*What is asked*
Copy the data word for word, from the line with "UI element localization: list" to the line with "post-image[interactable] bbox=[545, 688, 1511, 1284]", both included.

Listings of boxed layout items:
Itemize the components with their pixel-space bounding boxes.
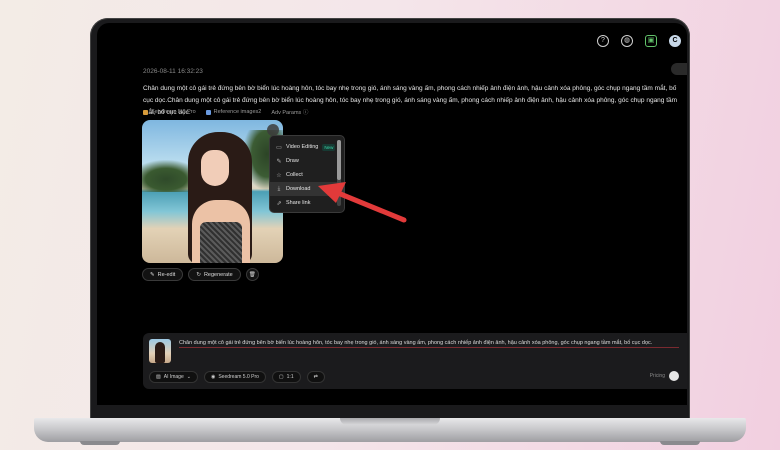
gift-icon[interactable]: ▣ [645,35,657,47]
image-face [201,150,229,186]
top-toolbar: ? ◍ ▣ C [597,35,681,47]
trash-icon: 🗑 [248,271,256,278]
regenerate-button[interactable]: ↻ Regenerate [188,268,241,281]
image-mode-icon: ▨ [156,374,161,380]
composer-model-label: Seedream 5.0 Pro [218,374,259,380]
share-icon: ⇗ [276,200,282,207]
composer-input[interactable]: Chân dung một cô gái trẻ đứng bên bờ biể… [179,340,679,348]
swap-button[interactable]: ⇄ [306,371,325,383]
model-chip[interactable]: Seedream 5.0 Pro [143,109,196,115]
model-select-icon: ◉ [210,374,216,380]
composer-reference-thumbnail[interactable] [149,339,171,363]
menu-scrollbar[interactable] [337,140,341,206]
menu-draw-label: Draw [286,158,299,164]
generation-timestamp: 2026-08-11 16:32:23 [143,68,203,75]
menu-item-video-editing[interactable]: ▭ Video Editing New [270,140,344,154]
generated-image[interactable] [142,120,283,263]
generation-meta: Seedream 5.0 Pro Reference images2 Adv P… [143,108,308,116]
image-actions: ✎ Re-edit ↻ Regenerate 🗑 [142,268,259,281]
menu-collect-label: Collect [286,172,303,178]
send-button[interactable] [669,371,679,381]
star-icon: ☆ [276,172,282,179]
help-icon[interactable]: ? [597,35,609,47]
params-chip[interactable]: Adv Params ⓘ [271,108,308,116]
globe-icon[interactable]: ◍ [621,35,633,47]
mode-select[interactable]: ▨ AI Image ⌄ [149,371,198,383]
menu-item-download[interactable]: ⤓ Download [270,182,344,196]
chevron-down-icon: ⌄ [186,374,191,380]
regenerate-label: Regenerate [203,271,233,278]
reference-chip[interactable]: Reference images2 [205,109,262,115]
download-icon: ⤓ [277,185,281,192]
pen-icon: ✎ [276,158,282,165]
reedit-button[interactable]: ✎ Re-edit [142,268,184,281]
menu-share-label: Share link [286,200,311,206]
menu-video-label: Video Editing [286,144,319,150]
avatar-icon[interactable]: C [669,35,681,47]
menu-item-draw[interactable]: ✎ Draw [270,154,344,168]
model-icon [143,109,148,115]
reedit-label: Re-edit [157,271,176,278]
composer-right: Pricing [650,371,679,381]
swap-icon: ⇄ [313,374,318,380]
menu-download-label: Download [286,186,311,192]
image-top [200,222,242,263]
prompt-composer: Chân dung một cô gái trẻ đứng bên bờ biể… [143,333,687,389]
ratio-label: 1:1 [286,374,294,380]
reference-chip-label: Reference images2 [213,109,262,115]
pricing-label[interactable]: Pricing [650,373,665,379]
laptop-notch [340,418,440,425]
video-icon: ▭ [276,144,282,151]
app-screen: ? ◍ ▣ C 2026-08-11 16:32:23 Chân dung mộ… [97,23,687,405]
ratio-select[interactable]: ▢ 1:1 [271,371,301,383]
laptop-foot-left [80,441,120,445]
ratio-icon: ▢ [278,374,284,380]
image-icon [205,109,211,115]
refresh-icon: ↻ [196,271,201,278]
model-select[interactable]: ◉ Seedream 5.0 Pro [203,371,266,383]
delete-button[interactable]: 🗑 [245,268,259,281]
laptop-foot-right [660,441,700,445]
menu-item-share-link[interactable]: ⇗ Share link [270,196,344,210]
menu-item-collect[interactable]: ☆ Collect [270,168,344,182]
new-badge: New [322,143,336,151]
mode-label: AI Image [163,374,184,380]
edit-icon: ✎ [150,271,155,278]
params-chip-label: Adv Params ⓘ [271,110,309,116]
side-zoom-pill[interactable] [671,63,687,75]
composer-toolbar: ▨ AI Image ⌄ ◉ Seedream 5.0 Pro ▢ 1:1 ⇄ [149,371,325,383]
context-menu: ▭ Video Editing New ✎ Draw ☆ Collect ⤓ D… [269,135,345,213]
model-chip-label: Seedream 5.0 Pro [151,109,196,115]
...
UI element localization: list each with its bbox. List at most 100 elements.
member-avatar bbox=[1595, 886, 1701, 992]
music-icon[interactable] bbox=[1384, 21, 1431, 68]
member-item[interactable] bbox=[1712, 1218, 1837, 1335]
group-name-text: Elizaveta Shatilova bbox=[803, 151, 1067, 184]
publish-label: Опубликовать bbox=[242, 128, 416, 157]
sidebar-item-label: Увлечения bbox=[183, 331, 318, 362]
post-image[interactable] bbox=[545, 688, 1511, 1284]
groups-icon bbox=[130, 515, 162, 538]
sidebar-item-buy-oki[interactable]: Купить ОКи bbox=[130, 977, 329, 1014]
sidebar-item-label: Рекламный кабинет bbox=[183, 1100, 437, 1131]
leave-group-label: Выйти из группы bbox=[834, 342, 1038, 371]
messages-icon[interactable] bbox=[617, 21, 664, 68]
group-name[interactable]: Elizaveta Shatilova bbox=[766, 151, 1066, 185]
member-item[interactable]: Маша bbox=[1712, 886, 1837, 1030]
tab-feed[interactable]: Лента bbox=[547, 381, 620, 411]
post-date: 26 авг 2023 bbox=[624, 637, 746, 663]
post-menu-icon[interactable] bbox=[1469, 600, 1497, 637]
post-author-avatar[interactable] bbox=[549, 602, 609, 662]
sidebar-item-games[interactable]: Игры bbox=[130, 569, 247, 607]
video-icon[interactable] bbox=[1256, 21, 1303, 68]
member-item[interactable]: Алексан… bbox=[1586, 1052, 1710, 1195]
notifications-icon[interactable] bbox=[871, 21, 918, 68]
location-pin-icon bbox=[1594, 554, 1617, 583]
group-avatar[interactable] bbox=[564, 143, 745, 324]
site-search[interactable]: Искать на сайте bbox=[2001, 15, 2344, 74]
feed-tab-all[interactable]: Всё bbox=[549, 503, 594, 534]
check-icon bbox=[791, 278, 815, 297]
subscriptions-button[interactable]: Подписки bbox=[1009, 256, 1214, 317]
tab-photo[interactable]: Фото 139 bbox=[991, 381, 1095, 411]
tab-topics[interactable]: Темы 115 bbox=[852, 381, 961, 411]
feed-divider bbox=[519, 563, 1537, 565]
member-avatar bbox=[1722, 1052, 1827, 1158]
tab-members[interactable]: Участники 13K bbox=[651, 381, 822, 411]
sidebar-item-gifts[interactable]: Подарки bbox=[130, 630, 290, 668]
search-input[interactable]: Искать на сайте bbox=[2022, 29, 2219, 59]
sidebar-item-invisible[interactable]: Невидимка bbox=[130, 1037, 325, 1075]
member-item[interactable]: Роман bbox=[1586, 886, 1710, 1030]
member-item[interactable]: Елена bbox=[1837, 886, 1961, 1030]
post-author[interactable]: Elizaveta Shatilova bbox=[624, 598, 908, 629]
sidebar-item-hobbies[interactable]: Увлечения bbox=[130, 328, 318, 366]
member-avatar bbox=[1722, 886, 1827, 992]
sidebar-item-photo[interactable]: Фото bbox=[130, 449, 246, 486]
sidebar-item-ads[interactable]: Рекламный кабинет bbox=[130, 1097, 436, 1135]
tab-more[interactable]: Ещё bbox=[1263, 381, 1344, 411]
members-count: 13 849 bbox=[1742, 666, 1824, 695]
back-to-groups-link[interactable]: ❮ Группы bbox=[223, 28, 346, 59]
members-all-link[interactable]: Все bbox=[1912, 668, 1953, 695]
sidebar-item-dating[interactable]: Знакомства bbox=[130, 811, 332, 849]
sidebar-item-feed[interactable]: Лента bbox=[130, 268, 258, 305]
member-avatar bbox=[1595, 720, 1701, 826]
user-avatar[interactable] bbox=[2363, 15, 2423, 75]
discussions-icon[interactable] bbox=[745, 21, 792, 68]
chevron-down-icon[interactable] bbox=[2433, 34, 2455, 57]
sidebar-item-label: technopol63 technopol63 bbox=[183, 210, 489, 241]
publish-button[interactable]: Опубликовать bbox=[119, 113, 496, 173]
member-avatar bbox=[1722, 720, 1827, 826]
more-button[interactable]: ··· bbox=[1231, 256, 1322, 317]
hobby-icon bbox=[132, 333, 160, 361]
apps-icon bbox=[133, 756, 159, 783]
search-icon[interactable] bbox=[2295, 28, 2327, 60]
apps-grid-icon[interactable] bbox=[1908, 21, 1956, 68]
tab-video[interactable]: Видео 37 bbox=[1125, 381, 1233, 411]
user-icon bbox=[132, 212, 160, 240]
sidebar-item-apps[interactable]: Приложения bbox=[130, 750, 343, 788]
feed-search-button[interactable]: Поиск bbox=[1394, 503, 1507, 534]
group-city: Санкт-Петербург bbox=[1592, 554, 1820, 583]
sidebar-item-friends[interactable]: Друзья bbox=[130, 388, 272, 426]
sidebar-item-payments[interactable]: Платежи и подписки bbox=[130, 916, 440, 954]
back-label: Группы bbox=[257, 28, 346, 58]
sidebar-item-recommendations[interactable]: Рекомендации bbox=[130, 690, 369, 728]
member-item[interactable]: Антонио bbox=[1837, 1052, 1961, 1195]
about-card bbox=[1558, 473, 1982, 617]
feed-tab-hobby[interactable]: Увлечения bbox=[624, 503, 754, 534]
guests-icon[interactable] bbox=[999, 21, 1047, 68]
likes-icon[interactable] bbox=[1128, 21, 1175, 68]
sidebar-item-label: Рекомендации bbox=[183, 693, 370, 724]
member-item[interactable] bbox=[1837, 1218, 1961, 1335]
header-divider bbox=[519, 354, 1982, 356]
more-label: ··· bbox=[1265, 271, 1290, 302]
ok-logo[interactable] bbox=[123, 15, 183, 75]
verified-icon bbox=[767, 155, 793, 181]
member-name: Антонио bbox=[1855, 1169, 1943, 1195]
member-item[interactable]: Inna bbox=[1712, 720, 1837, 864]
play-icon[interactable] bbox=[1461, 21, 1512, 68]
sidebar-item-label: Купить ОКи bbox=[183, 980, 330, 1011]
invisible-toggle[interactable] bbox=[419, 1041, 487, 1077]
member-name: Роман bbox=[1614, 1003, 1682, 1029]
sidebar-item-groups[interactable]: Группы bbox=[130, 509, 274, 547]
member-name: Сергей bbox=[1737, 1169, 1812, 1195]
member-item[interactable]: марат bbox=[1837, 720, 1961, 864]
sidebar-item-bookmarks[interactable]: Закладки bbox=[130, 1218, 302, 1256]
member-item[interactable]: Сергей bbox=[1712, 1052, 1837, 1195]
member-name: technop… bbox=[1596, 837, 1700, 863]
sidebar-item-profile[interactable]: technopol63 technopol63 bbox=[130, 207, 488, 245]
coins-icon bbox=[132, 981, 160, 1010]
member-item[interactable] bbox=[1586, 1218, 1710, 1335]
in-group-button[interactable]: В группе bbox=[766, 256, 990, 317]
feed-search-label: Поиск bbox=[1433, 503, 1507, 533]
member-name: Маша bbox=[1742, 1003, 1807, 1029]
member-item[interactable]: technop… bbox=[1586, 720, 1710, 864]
...
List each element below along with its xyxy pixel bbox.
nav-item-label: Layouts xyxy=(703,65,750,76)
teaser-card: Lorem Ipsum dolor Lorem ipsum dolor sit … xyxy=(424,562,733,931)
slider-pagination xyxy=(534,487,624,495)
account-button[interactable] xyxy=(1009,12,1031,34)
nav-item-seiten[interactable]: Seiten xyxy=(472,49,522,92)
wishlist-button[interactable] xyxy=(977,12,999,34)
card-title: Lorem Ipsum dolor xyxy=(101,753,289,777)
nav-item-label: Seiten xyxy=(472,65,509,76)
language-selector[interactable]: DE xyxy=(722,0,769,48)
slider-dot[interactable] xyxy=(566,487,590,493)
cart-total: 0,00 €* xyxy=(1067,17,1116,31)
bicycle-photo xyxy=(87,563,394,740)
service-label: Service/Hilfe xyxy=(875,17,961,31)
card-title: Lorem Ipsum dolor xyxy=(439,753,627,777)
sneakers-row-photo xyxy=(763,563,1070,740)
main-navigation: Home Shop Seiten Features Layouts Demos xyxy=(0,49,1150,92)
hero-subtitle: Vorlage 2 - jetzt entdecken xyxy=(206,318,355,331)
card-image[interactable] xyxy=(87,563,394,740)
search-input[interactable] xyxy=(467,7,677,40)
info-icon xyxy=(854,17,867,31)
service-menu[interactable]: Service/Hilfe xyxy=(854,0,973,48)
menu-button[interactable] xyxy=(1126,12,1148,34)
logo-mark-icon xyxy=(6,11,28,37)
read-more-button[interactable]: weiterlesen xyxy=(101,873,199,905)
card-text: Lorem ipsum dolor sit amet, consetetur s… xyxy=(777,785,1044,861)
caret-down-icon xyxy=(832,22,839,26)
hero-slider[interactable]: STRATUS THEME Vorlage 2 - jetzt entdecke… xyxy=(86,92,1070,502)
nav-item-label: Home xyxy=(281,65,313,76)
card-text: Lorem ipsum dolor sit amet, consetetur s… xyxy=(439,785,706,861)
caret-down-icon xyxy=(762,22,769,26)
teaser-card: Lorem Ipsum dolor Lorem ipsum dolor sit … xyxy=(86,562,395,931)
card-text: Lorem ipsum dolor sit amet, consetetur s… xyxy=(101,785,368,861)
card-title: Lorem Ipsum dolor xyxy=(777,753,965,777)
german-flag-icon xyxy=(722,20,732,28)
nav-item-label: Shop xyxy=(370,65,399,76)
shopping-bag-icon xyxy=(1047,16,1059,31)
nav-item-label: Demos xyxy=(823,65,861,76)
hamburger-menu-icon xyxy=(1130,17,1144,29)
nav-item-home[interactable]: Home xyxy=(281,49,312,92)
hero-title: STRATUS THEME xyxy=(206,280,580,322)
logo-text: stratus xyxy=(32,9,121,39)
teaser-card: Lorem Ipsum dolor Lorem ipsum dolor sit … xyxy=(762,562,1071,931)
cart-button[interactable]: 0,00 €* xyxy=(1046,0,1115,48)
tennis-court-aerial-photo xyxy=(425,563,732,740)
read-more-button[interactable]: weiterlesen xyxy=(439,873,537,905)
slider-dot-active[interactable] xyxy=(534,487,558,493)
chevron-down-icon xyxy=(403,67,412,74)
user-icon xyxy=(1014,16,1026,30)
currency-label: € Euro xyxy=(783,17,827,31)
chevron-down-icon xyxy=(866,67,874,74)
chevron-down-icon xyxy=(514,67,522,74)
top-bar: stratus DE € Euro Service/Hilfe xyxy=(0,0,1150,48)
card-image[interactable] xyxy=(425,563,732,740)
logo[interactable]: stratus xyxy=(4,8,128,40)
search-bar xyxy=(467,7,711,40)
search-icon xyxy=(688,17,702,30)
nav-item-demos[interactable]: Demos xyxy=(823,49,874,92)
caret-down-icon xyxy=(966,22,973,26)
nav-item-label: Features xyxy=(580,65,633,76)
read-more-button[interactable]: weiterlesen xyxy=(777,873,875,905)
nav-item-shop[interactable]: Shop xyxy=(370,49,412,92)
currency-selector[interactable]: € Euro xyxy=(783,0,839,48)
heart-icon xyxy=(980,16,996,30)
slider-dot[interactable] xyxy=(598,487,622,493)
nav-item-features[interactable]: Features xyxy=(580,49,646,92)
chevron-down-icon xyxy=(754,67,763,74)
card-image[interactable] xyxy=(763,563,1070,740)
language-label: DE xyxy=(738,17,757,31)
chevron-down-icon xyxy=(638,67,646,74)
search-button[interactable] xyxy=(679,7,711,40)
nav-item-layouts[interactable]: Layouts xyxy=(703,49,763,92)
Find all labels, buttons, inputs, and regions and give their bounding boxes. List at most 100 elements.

*Response below*
UI element localization: list each with its bbox. List at most 100 elements.
member-avatar bbox=[1595, 886, 1701, 992]
music-icon[interactable] bbox=[1384, 21, 1431, 68]
member-item[interactable] bbox=[1712, 1218, 1837, 1335]
group-name-text: Elizaveta Shatilova bbox=[803, 151, 1067, 184]
publish-label: Опубликовать bbox=[242, 128, 416, 157]
sidebar-item-label: Увлечения bbox=[183, 331, 318, 362]
post-image[interactable] bbox=[545, 688, 1511, 1284]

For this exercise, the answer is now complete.